The problem:
Look through the listing for the word "year". Copy each line that has it.

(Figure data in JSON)

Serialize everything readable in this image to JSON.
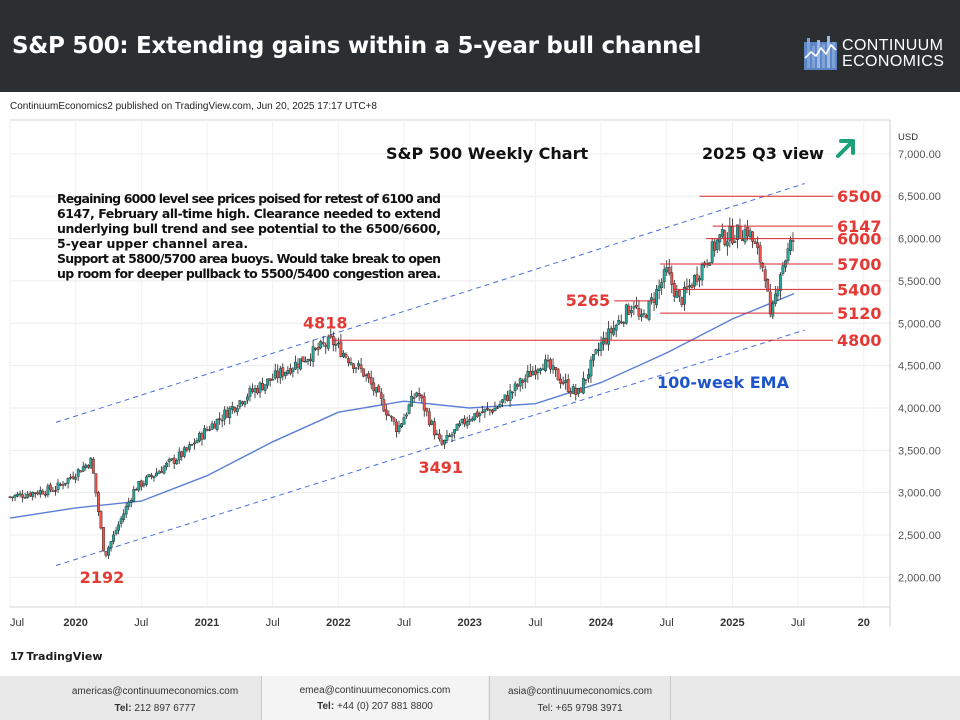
{
  "header": {
    "title": "S&P 500: Extending gains within a 5-year bull channel",
    "logo_line1": "CONTINUUM",
    "logo_line2": "ECONOMICS"
  },
  "published_line": "ContinuumEconomics2 published on TradingView.com, Jun 20, 2025 17:17 UTC+8",
  "tradingview_label": "TradingView",
  "footer": [
    {
      "email": "americas@continuumeconomics.com",
      "tel_label": "Tel:",
      "tel": "212 897 6777"
    },
    {
      "email": "emea@continuumeconomics.com",
      "tel_label": "Tel:",
      "tel": "+44 (0) 207 881 8800"
    },
    {
      "email": "asia@continuumeconomics.com",
      "tel_label": "Tel:",
      "tel": "+65 9798 3971"
    }
  ],
  "chart_data": {
    "type": "candlestick",
    "title": "S&P 500 Weekly Chart",
    "subtitle": "2025 Q3 view",
    "currency": "USD",
    "y_ticks": [
      "7,000.00",
      "6,500.00",
      "6,000.00",
      "5,500.00",
      "5,000.00",
      "4,500.00",
      "4,000.00",
      "3,500.00",
      "3,000.00",
      "2,500.00",
      "2,000.00"
    ],
    "y_tick_values": [
      7000,
      6500,
      6000,
      5500,
      5000,
      4500,
      4000,
      3500,
      3000,
      2500,
      2000
    ],
    "ylim": [
      1650,
      7400
    ],
    "xlim": [
      2019.5,
      2026.2
    ],
    "x_ticks": [
      {
        "label": "Jul",
        "t": 2019.5
      },
      {
        "label": "2020",
        "t": 2020.0
      },
      {
        "label": "Jul",
        "t": 2020.5
      },
      {
        "label": "2021",
        "t": 2021.0
      },
      {
        "label": "Jul",
        "t": 2021.5
      },
      {
        "label": "2022",
        "t": 2022.0
      },
      {
        "label": "Jul",
        "t": 2022.5
      },
      {
        "label": "2023",
        "t": 2023.0
      },
      {
        "label": "Jul",
        "t": 2023.5
      },
      {
        "label": "2024",
        "t": 2024.0
      },
      {
        "label": "Jul",
        "t": 2024.5
      },
      {
        "label": "2025",
        "t": 2025.0
      },
      {
        "label": "Jul",
        "t": 2025.5
      },
      {
        "label": "20",
        "t": 2026.0
      }
    ],
    "commentary": [
      "Regaining 6000 level see prices poised for retest of 6100 and",
      "6147, February all-time high. Clearance needed to extend",
      "underlying bull trend and see potential to the 6500/6600,",
      "5-year upper channel area.",
      "Support at 5800/5700 area buoys. Would take break to open",
      "up room for deeper pullback to 5500/5400 congestion area."
    ],
    "anchors": [
      {
        "t": 2019.5,
        "v": 2950
      },
      {
        "t": 2019.85,
        "v": 3050
      },
      {
        "t": 2020.12,
        "v": 3380
      },
      {
        "t": 2020.22,
        "v": 2250
      },
      {
        "t": 2020.45,
        "v": 3050
      },
      {
        "t": 2020.85,
        "v": 3500
      },
      {
        "t": 2021.0,
        "v": 3750
      },
      {
        "t": 2021.3,
        "v": 4150
      },
      {
        "t": 2021.6,
        "v": 4450
      },
      {
        "t": 2021.95,
        "v": 4790
      },
      {
        "t": 2022.2,
        "v": 4400
      },
      {
        "t": 2022.45,
        "v": 3750
      },
      {
        "t": 2022.6,
        "v": 4200
      },
      {
        "t": 2022.78,
        "v": 3550
      },
      {
        "t": 2023.0,
        "v": 3900
      },
      {
        "t": 2023.2,
        "v": 4000
      },
      {
        "t": 2023.55,
        "v": 4550
      },
      {
        "t": 2023.82,
        "v": 4150
      },
      {
        "t": 2024.0,
        "v": 4750
      },
      {
        "t": 2024.25,
        "v": 5250
      },
      {
        "t": 2024.3,
        "v": 5000
      },
      {
        "t": 2024.5,
        "v": 5600
      },
      {
        "t": 2024.6,
        "v": 5250
      },
      {
        "t": 2024.9,
        "v": 6000
      },
      {
        "t": 2025.12,
        "v": 6100
      },
      {
        "t": 2025.25,
        "v": 5600
      },
      {
        "t": 2025.29,
        "v": 5000
      },
      {
        "t": 2025.36,
        "v": 5600
      },
      {
        "t": 2025.45,
        "v": 5950
      },
      {
        "t": 2025.47,
        "v": 6000
      }
    ],
    "ema_label": "100-week EMA",
    "ema": [
      {
        "t": 2019.5,
        "v": 2700
      },
      {
        "t": 2020.0,
        "v": 2820
      },
      {
        "t": 2020.5,
        "v": 2900
      },
      {
        "t": 2021.0,
        "v": 3200
      },
      {
        "t": 2021.5,
        "v": 3600
      },
      {
        "t": 2022.0,
        "v": 3950
      },
      {
        "t": 2022.5,
        "v": 4080
      },
      {
        "t": 2023.0,
        "v": 4000
      },
      {
        "t": 2023.5,
        "v": 4050
      },
      {
        "t": 2024.0,
        "v": 4300
      },
      {
        "t": 2024.5,
        "v": 4650
      },
      {
        "t": 2025.0,
        "v": 5050
      },
      {
        "t": 2025.47,
        "v": 5350
      }
    ],
    "channel": {
      "upper": [
        {
          "t": 2019.85,
          "v": 3830
        },
        {
          "t": 2025.55,
          "v": 6650
        }
      ],
      "lower": [
        {
          "t": 2019.85,
          "v": 2140
        },
        {
          "t": 2025.55,
          "v": 4920
        }
      ]
    },
    "levels": [
      {
        "label": "6500",
        "value": 6500,
        "t_start": 2024.75
      },
      {
        "label": "6147",
        "value": 6147,
        "t_start": 2024.85
      },
      {
        "label": "6000",
        "value": 6000,
        "t_start": 2024.8
      },
      {
        "label": "5700",
        "value": 5700,
        "t_start": 2024.45
      },
      {
        "label": "5400",
        "value": 5400,
        "t_start": 2024.55
      },
      {
        "label": "5120",
        "value": 5120,
        "t_start": 2024.45
      },
      {
        "label": "4800",
        "value": 4800,
        "t_start": 2021.95
      }
    ],
    "level_5265": {
      "label": "5265",
      "value": 5265,
      "t_start": 2024.1,
      "t_end": 2024.38
    },
    "point_labels": [
      {
        "label": "4818",
        "t": 2021.9,
        "v": 4818,
        "pos": "above"
      },
      {
        "label": "3491",
        "t": 2022.78,
        "v": 3491,
        "pos": "below"
      },
      {
        "label": "2192",
        "t": 2020.2,
        "v": 2192,
        "pos": "below"
      }
    ],
    "colors": {
      "up": "#26a69a",
      "down": "#ef5350",
      "candle": "#1f1f1f",
      "ema": "#5b7fd6",
      "channel": "#4a6fdc",
      "level": "#d7262e",
      "level_label": "#e53935",
      "ema_label": "#1e55c8",
      "arrow": "#1aa37a"
    }
  }
}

The answer:
    "title": "S&P 500: Extending gains within a 5-year bull channel",
      "5-year upper channel area.",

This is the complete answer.